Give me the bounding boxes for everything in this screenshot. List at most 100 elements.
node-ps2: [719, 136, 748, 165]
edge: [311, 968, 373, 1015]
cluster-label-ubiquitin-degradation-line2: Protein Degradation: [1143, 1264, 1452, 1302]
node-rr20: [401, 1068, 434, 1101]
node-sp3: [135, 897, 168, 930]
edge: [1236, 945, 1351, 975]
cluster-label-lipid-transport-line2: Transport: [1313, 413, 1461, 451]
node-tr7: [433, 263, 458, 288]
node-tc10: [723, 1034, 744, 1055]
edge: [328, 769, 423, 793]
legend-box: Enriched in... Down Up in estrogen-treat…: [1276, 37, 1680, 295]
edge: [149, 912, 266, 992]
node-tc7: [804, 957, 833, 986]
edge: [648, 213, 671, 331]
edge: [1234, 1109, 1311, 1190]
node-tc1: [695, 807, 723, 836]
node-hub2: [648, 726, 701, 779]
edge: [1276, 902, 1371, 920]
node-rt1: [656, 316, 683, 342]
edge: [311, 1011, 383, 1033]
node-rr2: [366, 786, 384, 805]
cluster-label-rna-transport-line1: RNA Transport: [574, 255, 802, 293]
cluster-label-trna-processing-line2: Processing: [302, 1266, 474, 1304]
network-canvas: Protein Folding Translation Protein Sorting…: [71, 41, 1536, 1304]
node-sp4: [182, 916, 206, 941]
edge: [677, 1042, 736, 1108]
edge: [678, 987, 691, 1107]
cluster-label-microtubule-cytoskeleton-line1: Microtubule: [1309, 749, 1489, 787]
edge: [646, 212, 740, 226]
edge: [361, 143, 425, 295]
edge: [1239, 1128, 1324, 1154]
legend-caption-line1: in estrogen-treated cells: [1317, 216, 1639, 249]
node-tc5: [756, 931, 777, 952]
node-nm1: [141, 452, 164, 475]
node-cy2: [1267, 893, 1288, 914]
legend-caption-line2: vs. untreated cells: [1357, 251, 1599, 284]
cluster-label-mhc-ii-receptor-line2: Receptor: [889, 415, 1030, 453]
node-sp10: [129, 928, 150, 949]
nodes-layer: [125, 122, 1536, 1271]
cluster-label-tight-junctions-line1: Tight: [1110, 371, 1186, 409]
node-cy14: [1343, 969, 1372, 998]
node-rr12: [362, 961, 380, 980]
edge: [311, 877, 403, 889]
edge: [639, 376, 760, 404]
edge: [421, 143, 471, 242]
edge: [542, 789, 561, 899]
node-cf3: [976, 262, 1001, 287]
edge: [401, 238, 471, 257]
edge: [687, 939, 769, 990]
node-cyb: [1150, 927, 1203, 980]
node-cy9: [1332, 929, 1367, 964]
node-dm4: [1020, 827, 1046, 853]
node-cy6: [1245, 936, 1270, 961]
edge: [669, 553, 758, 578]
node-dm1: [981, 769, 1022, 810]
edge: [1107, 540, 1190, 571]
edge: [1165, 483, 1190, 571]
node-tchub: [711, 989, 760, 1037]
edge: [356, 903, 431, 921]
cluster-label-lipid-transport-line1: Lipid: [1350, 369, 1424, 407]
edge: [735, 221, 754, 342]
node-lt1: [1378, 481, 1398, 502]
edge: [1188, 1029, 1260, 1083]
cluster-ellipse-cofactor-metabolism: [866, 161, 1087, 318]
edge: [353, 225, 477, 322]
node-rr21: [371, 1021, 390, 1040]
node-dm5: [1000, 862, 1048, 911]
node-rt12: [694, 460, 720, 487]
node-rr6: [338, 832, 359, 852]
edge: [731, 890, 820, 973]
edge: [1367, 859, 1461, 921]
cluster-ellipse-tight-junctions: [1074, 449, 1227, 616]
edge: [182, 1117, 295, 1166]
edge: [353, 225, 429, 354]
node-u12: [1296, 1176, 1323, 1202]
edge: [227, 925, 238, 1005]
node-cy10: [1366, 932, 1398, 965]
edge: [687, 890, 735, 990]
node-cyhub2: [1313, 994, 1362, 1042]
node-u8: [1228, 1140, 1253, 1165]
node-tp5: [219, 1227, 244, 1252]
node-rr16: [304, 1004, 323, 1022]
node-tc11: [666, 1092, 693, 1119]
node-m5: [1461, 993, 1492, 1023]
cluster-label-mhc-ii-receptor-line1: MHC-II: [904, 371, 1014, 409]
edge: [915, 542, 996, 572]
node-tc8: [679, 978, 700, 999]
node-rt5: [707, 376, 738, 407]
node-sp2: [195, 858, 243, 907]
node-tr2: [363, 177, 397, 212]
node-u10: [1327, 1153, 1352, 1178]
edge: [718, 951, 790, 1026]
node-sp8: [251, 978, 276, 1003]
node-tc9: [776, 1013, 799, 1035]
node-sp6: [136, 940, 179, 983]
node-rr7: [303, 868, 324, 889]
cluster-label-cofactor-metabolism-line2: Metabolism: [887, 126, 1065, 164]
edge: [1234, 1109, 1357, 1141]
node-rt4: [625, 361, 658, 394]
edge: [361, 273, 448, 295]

▸ Your assignment:
Exactly as written, transcribe every line shown above.

▸ Task response:
Give me the bounding boxes for everything in this screenshot. List at most 100 elements.
node-ps2: [719, 136, 748, 165]
edge: [311, 968, 373, 1015]
cluster-label-ubiquitin-degradation-line2: Protein Degradation: [1143, 1264, 1452, 1302]
node-rr20: [401, 1068, 434, 1101]
node-sp3: [135, 897, 168, 930]
edge: [1236, 945, 1351, 975]
cluster-label-lipid-transport-line2: Transport: [1313, 413, 1461, 451]
node-tr7: [433, 263, 458, 288]
node-tc10: [723, 1034, 744, 1055]
edge: [328, 769, 423, 793]
legend-box: Enriched in... Down Up in estrogen-treat…: [1276, 37, 1680, 295]
edge: [149, 912, 266, 992]
node-tc7: [804, 957, 833, 986]
edge: [648, 213, 671, 331]
edge: [1234, 1109, 1311, 1190]
node-tc1: [695, 807, 723, 836]
node-hub2: [648, 726, 701, 779]
edge: [1276, 902, 1371, 920]
node-rt1: [656, 316, 683, 342]
edge: [311, 1011, 383, 1033]
node-rr2: [366, 786, 384, 805]
cluster-label-rna-transport-line1: RNA Transport: [574, 255, 802, 293]
cluster-label-trna-processing-line2: Processing: [302, 1266, 474, 1304]
network-canvas: Protein Folding Translation Protein Sorting…: [71, 41, 1536, 1304]
node-sp4: [182, 916, 206, 941]
edge: [677, 1042, 736, 1108]
edge: [678, 987, 691, 1107]
cluster-label-microtubule-cytoskeleton-line1: Microtubule: [1309, 749, 1489, 787]
edge: [646, 212, 740, 226]
edge: [361, 143, 425, 295]
edge: [1239, 1128, 1324, 1154]
legend-caption-line1: in estrogen-treated cells: [1317, 216, 1639, 249]
node-tc5: [756, 931, 777, 952]
node-nm1: [141, 452, 164, 475]
node-cy2: [1267, 893, 1288, 914]
legend-caption-line2: vs. untreated cells: [1357, 251, 1599, 284]
cluster-label-mhc-ii-receptor-line2: Receptor: [889, 415, 1030, 453]
node-sp10: [129, 928, 150, 949]
nodes-layer: [125, 122, 1536, 1271]
cluster-label-tight-junctions-line1: Tight: [1110, 371, 1186, 409]
node-cy14: [1343, 969, 1372, 998]
node-rr12: [362, 961, 380, 980]
edge: [311, 877, 403, 889]
edge: [639, 376, 760, 404]
edge: [421, 143, 471, 242]
edge: [542, 789, 561, 899]
node-cf3: [976, 262, 1001, 287]
edge: [401, 238, 471, 257]
edge: [687, 939, 769, 990]
node-cyb: [1150, 927, 1203, 980]
node-cy9: [1332, 929, 1367, 964]
node-dm4: [1020, 827, 1046, 853]
node-cy6: [1245, 936, 1270, 961]
edge: [669, 553, 758, 578]
node-dm1: [981, 769, 1022, 810]
edge: [1107, 540, 1190, 571]
edge: [1165, 483, 1190, 571]
node-tchub: [711, 989, 760, 1037]
edge: [356, 903, 431, 921]
cluster-label-lipid-transport-line1: Lipid: [1350, 369, 1424, 407]
edge: [735, 221, 754, 342]
node-lt1: [1378, 481, 1398, 502]
edge: [1188, 1029, 1260, 1083]
cluster-ellipse-cofactor-metabolism: [866, 161, 1087, 318]
edge: [353, 225, 477, 322]
node-rr21: [371, 1021, 390, 1040]
node-dm5: [1000, 862, 1048, 911]
node-rt12: [694, 460, 720, 487]
node-rr6: [338, 832, 359, 852]
edge: [731, 890, 820, 973]
edge: [1367, 859, 1461, 921]
cluster-ellipse-tight-junctions: [1074, 449, 1227, 616]
edge: [182, 1117, 295, 1166]
edge: [353, 225, 429, 354]
node-u12: [1296, 1176, 1323, 1202]
edge: [227, 925, 238, 1005]
node-cy10: [1366, 932, 1398, 965]
edge: [687, 890, 735, 990]
node-cyhub2: [1313, 994, 1362, 1042]
node-u8: [1228, 1140, 1253, 1165]
node-tp5: [219, 1227, 244, 1252]
node-rr16: [304, 1004, 323, 1022]
node-tc11: [666, 1092, 693, 1119]
node-m5: [1461, 993, 1492, 1023]
cluster-label-mhc-ii-receptor-line1: MHC-II: [904, 371, 1014, 409]
edge: [915, 542, 996, 572]
node-tc8: [679, 978, 700, 999]
node-rt5: [707, 376, 738, 407]
node-sp2: [195, 858, 243, 907]
node-tr2: [363, 177, 397, 212]
node-u10: [1327, 1153, 1352, 1178]
edge: [718, 951, 790, 1026]
node-sp8: [251, 978, 276, 1003]
node-tc9: [776, 1013, 799, 1035]
node-sp6: [136, 940, 179, 983]
node-rr7: [303, 868, 324, 889]
cluster-label-cofactor-metabolism-line2: Metabolism: [887, 126, 1065, 164]
edge: [1234, 1109, 1357, 1141]
node-rt4: [625, 361, 658, 394]
edge: [361, 273, 448, 295]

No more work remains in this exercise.